Objective: Take all the material and copy it exactly.

======== Given entries

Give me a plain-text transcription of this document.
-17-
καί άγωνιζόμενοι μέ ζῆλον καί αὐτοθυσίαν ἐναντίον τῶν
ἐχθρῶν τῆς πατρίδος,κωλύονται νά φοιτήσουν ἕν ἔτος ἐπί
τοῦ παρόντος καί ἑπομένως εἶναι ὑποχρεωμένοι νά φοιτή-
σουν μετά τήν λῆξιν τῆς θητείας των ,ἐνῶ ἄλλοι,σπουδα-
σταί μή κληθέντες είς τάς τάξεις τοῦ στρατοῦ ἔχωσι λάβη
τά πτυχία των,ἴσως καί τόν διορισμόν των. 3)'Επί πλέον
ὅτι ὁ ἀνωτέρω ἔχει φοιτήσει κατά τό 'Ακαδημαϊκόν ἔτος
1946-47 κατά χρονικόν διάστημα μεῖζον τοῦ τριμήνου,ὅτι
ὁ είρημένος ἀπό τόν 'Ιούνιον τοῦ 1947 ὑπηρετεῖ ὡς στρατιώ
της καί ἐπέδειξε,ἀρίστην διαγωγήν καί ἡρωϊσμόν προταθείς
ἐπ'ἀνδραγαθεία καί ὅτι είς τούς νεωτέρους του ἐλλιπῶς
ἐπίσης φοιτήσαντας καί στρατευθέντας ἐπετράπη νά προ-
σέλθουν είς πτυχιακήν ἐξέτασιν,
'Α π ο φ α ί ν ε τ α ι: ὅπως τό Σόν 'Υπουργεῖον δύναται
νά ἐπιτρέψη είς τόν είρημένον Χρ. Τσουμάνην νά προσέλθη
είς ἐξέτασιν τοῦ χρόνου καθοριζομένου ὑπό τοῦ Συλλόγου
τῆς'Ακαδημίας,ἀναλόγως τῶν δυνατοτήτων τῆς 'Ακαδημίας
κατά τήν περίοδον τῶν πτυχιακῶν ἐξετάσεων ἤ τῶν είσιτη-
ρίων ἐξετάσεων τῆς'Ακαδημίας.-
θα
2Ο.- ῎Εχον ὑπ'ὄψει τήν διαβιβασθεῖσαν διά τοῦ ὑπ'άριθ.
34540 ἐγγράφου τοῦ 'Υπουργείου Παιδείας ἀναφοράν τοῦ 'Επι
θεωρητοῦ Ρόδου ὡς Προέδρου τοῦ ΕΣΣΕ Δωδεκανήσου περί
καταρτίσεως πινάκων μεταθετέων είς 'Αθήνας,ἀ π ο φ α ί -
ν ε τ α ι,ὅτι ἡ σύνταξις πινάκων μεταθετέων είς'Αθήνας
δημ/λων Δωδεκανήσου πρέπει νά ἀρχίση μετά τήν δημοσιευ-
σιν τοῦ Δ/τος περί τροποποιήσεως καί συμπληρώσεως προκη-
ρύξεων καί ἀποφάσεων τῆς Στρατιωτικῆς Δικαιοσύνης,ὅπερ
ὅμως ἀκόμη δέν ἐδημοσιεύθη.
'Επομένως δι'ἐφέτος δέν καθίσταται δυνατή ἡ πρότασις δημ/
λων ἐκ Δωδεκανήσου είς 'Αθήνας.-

================

Task solution:
Give me a plain-text transcription of this document.
-17-
καί άγωνιζόμενοι μέ ζῆλον καί αὐτοθυσίαν ἐναντίον τῶν
ἐχθρῶν τῆς πατρίδος,κωλύονται νά φοιτήσουν ἕν ἔτος ἐπί
τοῦ παρόντος καί ἑπομένως εἶναι ὑποχρεωμένοι νά φοιτή-
σουν μετά τήν λῆξιν τῆς θητείας των ,ἐνῶ ἄλλοι,σπουδα-
σταί μή κληθέντες είς τάς τάξεις τοῦ στρατοῦ ἔχωσι λάβη
τά πτυχία των,ἴσως καί τόν διορισμόν των. 3)'Επί πλέον
ὅτι ὁ ἀνωτέρω ἔχει φοιτήσει κατά τό 'Ακαδημαϊκόν ἔτος
1946-47 κατά χρονικόν διάστημα μεῖζον τοῦ τριμήνου,ὅτι
ὁ είρημένος ἀπό τόν 'Ιούνιον τοῦ 1947 ὑπηρετεῖ ὡς στρατιώ
της καί ἐπέδειξε,ἀρίστην διαγωγήν καί ἡρωϊσμόν προταθείς
ἐπ'ἀνδραγαθεία καί ὅτι είς τούς νεωτέρους του ἐλλιπῶς
ἐπίσης φοιτήσαντας καί στρατευθέντας ἐπετράπη νά προ-
σέλθουν είς πτυχιακήν ἐξέτασιν,
'Α π ο φ α ί ν ε τ α ι: ὅπως τό Σόν 'Υπουργεῖον δύναται
νά ἐπιτρέψη είς τόν είρημένον Χρ. Τσουμάνην νά προσέλθη
είς ἐξέτασιν τοῦ χρόνου καθοριζομένου ὑπό τοῦ Συλλόγου
τῆς'Ακαδημίας,ἀναλόγως τῶν δυνατοτήτων τῆς 'Ακαδημίας
κατά τήν περίοδον τῶν πτυχιακῶν ἐξετάσεων ἤ τῶν είσιτη-
ρίων ἐξετάσεων τῆς'Ακαδημίας.-
θα
2Ο.- ῎Εχον ὑπ'ὄψει τήν διαβιβασθεῖσαν διά τοῦ ὑπ'άριθ.
34540 ἐγγράφου τοῦ 'Υπουργείου Παιδείας ἀναφοράν τοῦ 'Επι
θεωρητοῦ Ρόδου ὡς Προέδρου τοῦ ΕΣΣΕ Δωδεκανήσου περί
καταρτίσεως πινάκων μεταθετέων είς 'Αθήνας,ἀ π ο φ α ί -
ν ε τ α ι,ὅτι ἡ σύνταξις πινάκων μεταθετέων είς'Αθήνας
δημ/λων Δωδεκανήσου πρέπει νά ἀρχίση μετά τήν δημοσιευ-
σιν τοῦ Δ/τος περί τροποποιήσεως καί συμπληρώσεως προκη-
ρύξεων καί ἀποφάσεων τῆς Στρατιωτικῆς Δικαιοσύνης,ὅπερ
ὅμως ἀκόμη δέν ἐδημοσιεύθη.
'Επομένως δι'ἐφέτος δέν καθίσταται δυνατή ἡ πρότασις δημ/
λων ἐκ Δωδεκανήσου είς 'Αθήνας.-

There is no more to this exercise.